[Dataset items]
=-=-=-=-=
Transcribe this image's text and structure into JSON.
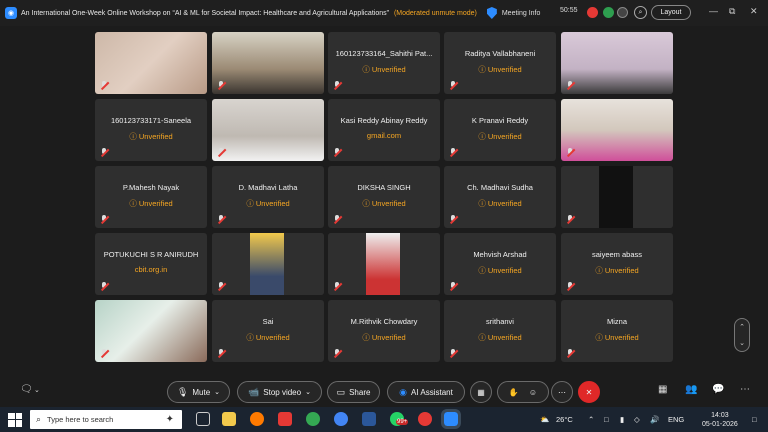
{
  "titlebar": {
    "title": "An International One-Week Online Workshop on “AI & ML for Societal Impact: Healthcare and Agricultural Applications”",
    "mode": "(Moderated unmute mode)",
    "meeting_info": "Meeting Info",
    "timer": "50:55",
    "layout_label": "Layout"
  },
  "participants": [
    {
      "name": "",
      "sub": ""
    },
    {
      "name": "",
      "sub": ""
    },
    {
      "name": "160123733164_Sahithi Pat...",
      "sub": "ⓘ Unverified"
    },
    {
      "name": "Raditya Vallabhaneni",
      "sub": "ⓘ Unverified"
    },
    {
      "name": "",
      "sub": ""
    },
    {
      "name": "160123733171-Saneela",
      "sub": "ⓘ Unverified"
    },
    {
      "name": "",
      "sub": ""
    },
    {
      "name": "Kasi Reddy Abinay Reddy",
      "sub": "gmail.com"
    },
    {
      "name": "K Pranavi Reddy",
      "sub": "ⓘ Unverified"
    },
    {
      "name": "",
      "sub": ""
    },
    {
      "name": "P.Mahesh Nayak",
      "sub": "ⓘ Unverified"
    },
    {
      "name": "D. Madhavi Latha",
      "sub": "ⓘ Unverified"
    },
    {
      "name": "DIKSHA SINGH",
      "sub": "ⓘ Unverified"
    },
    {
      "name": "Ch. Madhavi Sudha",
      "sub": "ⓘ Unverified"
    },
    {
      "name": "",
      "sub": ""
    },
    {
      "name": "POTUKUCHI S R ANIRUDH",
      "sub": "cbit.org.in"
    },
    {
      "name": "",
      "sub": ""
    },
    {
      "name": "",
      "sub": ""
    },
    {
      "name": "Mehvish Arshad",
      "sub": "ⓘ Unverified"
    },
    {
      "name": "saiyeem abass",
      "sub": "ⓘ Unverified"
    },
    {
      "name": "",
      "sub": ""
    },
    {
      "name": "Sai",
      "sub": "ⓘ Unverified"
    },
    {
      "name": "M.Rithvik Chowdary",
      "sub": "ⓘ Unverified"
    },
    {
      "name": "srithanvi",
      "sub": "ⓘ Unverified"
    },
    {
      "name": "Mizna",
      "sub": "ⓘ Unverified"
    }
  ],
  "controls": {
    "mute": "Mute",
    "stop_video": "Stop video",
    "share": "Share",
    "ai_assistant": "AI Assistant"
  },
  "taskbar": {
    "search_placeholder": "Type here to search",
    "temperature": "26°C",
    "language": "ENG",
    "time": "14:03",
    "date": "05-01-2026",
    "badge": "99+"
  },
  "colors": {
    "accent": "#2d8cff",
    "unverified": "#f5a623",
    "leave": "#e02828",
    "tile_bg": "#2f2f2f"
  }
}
=-=-=-=-=
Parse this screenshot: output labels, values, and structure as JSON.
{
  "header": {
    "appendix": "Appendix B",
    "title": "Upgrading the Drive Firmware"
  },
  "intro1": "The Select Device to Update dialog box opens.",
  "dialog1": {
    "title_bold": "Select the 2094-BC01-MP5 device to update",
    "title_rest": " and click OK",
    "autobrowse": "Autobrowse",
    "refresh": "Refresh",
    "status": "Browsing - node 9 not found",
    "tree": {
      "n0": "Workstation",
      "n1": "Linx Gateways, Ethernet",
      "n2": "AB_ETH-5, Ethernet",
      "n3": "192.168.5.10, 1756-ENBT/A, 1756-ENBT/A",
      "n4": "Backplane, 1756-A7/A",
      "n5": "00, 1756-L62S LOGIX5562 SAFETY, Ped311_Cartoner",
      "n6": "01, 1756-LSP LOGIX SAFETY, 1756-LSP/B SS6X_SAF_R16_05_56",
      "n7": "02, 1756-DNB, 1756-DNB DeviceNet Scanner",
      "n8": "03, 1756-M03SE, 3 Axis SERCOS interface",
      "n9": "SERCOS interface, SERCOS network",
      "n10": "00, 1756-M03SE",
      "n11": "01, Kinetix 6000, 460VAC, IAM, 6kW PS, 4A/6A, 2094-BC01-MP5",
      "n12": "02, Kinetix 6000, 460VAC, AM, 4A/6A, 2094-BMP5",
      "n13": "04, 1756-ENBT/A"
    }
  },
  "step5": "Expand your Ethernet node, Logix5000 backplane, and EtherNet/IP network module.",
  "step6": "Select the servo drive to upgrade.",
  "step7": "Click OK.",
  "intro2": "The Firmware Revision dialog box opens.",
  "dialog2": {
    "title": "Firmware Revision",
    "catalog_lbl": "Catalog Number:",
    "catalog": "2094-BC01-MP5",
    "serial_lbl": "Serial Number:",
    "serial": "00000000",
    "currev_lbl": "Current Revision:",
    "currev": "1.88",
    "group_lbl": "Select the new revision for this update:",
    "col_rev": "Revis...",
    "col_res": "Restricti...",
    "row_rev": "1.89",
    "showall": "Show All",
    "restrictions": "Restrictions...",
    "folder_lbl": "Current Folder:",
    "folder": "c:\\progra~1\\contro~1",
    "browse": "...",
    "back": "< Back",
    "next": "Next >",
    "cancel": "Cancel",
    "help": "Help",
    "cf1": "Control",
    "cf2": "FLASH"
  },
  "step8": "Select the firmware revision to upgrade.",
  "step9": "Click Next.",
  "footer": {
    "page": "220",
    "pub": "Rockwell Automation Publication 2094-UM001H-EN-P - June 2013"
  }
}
=-=-=-=-=
→ **WORK TO DO**
Each line above that holds the string "Select" should be copied and shown.

→ **COMPLETE ANSWER**
  "intro1": "The Select Device to Update dialog box opens.",
    "title_bold": "Select the 2094-BC01-MP5 device to update",
  "step6": "Select the servo drive to upgrade.",
    "group_lbl": "Select the new revision for this update:",
  "step8": "Select the firmware revision to upgrade.",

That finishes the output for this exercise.